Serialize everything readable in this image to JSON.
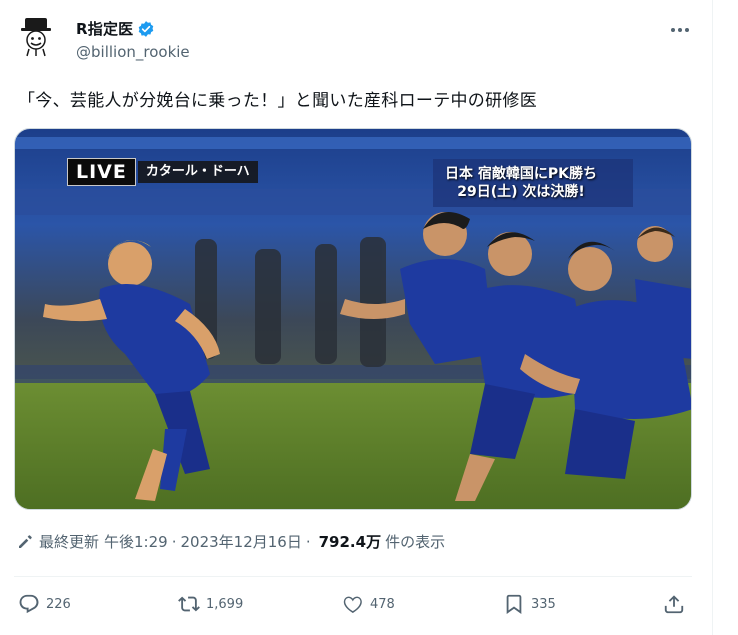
{
  "author": {
    "display_name": "R指定医",
    "handle": "@billion_rookie",
    "verified": true,
    "avatar_icon": "top-hat-mascot-avatar"
  },
  "tweet": {
    "text": "「今、芸能人が分娩台に乗った！」と聞いた産科ローテ中の研修医"
  },
  "media": {
    "live_label": "LIVE",
    "location_label": "カタール・ドーハ",
    "caption_line1": "日本 宿敵韓国にPK勝ち",
    "caption_line2": "29日(土) 次は決勝!"
  },
  "meta": {
    "edited_label": "最終更新",
    "time": "午後1:29",
    "separator": "·",
    "date": "2023年12月16日",
    "views_count": "792.4万",
    "views_label": "件の表示"
  },
  "actions": {
    "replies": "226",
    "retweets": "1,699",
    "likes": "478",
    "bookmarks": "335"
  },
  "colors": {
    "text_primary": "#0f1419",
    "text_secondary": "#536471",
    "verified_blue": "#1d9bf0",
    "border": "#eff3f4"
  }
}
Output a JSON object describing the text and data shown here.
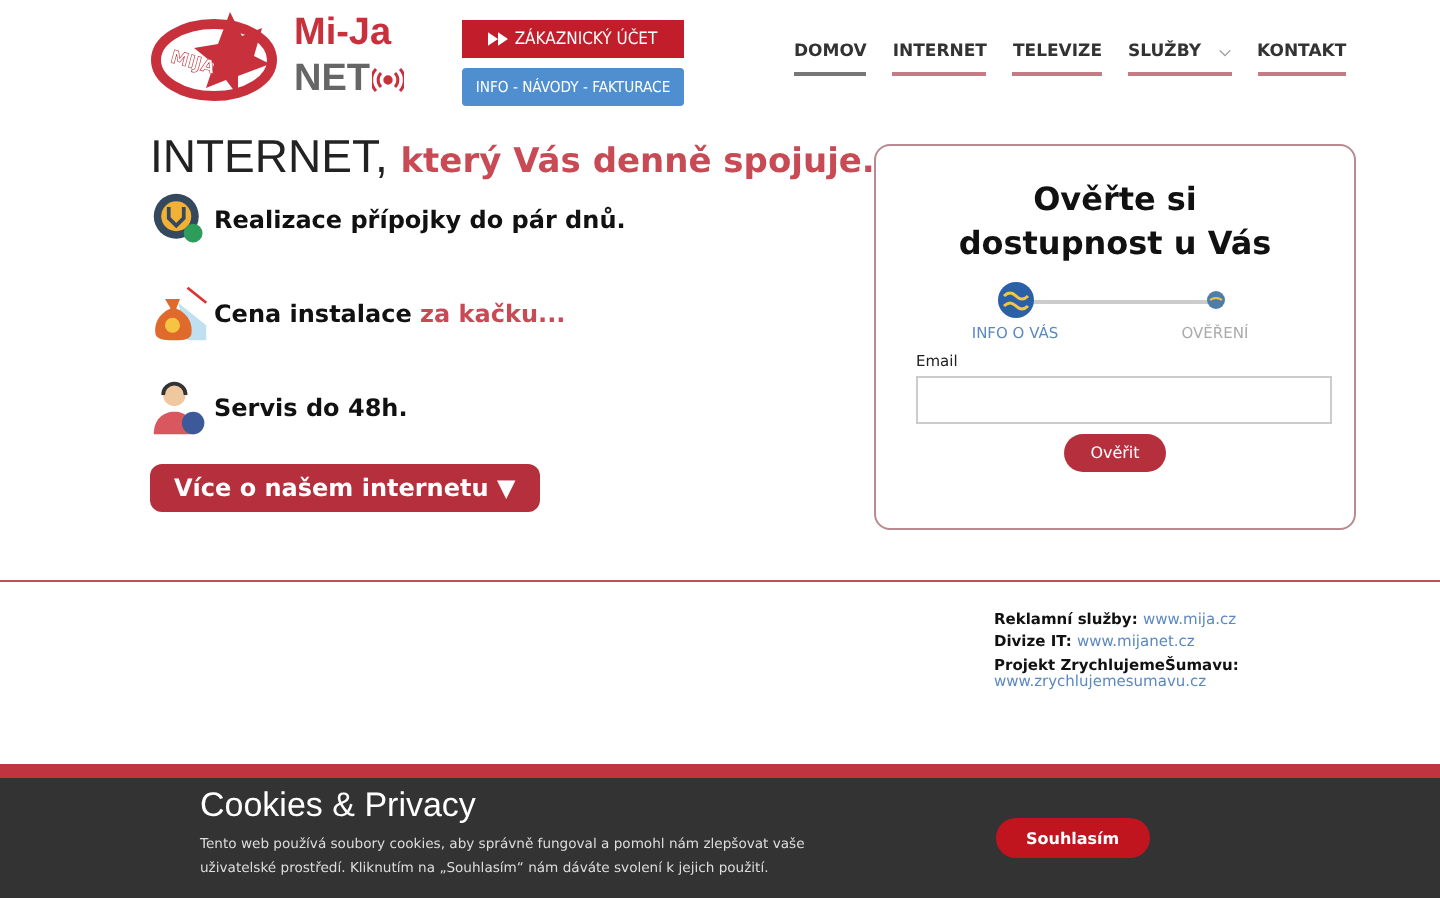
{
  "logo": {
    "line_1": "Mi-Ja",
    "line_2": "NET",
    "badge": "MIJA"
  },
  "header_buttons": [
    {
      "label": "ZÁKAZNICKÝ ÚČET",
      "kind": "account"
    },
    {
      "label": "INFO - NÁVODY - FAKTURACE",
      "kind": "info"
    }
  ],
  "nav": [
    {
      "label": "DOMOV",
      "selected": true,
      "dropdown": false
    },
    {
      "label": "INTERNET",
      "selected": false,
      "dropdown": false
    },
    {
      "label": "TELEVIZE",
      "selected": false,
      "dropdown": false
    },
    {
      "label": "SLUŽBY",
      "selected": false,
      "dropdown": true
    },
    {
      "label": "KONTAKT",
      "selected": false,
      "dropdown": false
    }
  ],
  "hero": {
    "title": "INTERNET,",
    "title_accent": "který Vás denně spojuje.",
    "features": [
      {
        "kind": "gear",
        "text": "Realizace přípojky do pár dnů."
      },
      {
        "kind": "money",
        "text": "Cena instalace **za kačku...**"
      },
      {
        "kind": "support",
        "text": "Servis do 48h."
      }
    ],
    "more_button": "Více o našem internetu ▼"
  },
  "check_card": {
    "title": "Ověřte si dostupnost u Vás",
    "steps": [
      {
        "label": "INFO O VÁS",
        "selected": true
      },
      {
        "label": "OVĚŘENÍ",
        "selected": false
      }
    ],
    "email_label": "Email",
    "submit": "Ověřit"
  },
  "footer_links": [
    {
      "label": "Reklamní služby:",
      "link": "www.mija.cz"
    },
    {
      "label": "Divize IT:",
      "link": "www.mijanet.cz"
    },
    {
      "label": "Projekt ZrychlujemeŠumavu:",
      "link": "www.zrychlujemesumavu.cz"
    }
  ],
  "cookie_bar": {
    "title": "Cookies & Privacy",
    "text": "Tento web používá soubory cookies, aby správně fungoval a pomohl nám zlepšovat vaše uživatelské prostředí. Kliknutím na „Souhlasím“ nám dáváte svolení k jejich použití.",
    "accept": "Souhlasím"
  }
}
--------
▶ _To do_:
Filter the records above for "kind" and copy every matching line.

▶ _Solution to this task_:
      "kind": "account"
      "kind": "info"
        "kind": "gear",
        "kind": "money",
        "kind": "support",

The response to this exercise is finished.